#### What is expected:
Pick out and copy each line of the records that contains the string "mark". Letter case counts.

[Records from a data collection]
-- START --
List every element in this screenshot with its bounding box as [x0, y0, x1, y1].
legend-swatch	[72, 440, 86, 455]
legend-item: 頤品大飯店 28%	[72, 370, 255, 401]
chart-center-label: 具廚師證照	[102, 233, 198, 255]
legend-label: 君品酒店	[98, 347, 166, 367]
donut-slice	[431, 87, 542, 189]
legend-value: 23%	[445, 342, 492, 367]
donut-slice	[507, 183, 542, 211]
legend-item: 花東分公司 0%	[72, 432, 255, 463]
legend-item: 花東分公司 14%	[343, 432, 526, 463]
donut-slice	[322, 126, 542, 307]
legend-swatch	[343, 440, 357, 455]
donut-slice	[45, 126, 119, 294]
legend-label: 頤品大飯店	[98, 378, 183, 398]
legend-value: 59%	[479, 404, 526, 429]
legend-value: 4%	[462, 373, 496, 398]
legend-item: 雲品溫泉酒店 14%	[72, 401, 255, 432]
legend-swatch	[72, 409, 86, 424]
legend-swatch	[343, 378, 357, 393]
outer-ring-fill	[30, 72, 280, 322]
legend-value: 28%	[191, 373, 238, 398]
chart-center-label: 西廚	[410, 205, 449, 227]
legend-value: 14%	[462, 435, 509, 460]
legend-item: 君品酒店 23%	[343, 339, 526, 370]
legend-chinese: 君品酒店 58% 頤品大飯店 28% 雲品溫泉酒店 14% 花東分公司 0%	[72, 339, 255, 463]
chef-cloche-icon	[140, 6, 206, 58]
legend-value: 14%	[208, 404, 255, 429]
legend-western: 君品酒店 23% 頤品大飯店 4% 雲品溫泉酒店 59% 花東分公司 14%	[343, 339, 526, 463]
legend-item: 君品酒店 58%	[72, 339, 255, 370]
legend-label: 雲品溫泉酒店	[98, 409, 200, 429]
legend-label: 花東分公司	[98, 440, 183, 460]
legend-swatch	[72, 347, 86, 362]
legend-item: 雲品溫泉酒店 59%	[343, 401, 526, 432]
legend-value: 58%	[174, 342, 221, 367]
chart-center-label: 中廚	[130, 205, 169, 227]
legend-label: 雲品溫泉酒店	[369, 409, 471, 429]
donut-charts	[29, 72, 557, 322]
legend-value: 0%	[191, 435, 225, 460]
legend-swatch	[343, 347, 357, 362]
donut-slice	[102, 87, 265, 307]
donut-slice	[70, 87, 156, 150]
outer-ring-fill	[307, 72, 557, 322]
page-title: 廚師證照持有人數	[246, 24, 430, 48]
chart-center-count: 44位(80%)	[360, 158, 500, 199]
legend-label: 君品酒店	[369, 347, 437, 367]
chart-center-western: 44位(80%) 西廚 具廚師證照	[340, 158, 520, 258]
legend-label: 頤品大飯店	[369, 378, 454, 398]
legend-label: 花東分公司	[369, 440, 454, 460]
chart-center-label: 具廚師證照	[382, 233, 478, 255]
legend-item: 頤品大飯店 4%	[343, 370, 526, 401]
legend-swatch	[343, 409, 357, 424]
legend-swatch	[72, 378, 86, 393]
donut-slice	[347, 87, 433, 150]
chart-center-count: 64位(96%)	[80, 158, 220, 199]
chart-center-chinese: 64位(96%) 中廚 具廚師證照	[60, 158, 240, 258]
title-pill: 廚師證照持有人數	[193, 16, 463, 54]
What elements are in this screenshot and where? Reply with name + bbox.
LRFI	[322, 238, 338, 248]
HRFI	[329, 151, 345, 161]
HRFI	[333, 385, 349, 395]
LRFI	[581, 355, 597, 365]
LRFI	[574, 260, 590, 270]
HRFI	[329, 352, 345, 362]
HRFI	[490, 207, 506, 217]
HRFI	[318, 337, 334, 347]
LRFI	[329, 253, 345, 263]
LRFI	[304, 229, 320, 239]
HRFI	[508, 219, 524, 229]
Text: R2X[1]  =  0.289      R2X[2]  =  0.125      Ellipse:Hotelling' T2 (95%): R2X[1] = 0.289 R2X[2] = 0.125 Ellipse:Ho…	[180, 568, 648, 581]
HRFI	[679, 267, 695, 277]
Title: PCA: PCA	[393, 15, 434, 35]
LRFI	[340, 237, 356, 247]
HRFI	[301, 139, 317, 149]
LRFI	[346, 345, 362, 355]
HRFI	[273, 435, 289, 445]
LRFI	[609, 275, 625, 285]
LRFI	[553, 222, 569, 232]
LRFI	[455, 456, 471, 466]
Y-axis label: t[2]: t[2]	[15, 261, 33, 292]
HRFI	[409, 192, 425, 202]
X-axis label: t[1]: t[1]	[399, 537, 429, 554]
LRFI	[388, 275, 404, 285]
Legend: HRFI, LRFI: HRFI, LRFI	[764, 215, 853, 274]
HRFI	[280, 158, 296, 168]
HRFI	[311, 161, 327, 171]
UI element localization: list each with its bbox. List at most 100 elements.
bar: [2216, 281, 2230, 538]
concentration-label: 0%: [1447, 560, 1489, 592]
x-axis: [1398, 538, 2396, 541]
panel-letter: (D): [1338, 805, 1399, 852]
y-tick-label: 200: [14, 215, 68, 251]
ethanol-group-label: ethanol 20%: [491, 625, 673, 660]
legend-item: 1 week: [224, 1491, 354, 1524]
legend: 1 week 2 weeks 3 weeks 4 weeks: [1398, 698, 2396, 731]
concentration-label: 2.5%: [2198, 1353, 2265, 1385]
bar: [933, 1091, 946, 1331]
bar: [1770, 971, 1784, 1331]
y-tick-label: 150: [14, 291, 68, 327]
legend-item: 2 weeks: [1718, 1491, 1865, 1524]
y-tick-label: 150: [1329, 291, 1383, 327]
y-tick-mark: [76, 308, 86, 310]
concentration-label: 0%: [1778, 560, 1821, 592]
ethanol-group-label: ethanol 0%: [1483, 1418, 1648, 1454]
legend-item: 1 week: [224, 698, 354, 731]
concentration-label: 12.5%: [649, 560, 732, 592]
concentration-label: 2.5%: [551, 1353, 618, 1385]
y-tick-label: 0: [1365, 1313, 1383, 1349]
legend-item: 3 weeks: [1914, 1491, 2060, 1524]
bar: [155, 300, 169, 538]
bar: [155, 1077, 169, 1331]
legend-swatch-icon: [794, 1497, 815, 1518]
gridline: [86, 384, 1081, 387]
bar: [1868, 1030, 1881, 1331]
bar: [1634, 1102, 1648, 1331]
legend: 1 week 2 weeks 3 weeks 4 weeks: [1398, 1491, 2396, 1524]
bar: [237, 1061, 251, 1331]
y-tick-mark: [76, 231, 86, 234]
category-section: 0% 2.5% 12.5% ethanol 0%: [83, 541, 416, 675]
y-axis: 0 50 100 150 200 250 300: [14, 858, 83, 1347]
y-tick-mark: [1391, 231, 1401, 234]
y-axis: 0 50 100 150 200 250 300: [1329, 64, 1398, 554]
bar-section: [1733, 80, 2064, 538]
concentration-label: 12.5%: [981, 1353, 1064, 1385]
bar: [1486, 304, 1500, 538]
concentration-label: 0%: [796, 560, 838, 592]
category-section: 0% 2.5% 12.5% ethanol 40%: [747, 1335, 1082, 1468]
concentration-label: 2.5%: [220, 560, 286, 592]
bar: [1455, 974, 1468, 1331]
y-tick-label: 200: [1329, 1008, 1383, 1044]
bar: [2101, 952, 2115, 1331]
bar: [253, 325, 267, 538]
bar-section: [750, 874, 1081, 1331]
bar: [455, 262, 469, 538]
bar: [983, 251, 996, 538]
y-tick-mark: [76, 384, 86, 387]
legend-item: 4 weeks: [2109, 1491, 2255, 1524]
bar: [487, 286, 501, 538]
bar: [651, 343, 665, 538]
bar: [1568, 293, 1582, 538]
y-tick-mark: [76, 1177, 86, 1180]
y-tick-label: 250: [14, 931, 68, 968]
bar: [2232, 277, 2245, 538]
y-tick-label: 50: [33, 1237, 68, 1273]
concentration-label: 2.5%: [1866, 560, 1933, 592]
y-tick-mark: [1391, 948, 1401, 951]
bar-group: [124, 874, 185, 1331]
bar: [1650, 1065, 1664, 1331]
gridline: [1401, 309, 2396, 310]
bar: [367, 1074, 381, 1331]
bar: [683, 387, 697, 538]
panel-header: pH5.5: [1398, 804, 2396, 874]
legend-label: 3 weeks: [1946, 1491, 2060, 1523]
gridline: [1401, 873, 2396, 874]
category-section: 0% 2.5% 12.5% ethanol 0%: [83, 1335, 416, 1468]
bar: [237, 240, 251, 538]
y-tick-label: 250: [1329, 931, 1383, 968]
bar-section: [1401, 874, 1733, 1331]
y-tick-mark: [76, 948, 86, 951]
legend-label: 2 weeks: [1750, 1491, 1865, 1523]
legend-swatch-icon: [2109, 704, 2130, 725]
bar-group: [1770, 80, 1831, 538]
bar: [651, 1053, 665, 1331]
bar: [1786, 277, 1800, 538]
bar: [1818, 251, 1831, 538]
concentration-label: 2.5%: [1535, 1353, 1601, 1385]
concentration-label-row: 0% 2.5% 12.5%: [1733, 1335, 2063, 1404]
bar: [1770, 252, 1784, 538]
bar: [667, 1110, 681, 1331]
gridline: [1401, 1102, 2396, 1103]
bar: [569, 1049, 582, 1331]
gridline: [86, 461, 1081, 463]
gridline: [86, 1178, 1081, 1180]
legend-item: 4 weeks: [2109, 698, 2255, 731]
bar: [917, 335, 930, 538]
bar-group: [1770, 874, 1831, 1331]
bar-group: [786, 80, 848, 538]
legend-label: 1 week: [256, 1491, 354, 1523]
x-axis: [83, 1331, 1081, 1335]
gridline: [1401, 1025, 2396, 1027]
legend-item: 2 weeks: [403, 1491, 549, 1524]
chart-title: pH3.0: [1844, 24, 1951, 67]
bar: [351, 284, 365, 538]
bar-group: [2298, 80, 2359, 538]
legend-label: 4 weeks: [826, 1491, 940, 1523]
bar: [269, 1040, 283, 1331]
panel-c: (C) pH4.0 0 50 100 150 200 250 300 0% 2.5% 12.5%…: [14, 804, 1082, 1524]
-- END --
#### Output for this task:
y-tick-mark: [76, 308, 86, 310]
y-tick-mark: [76, 231, 86, 234]
y-tick-mark: [1391, 231, 1401, 234]
y-tick-mark: [76, 384, 86, 387]
y-tick-mark: [76, 1177, 86, 1180]
y-tick-mark: [1391, 948, 1401, 951]
y-tick-mark: [76, 948, 86, 951]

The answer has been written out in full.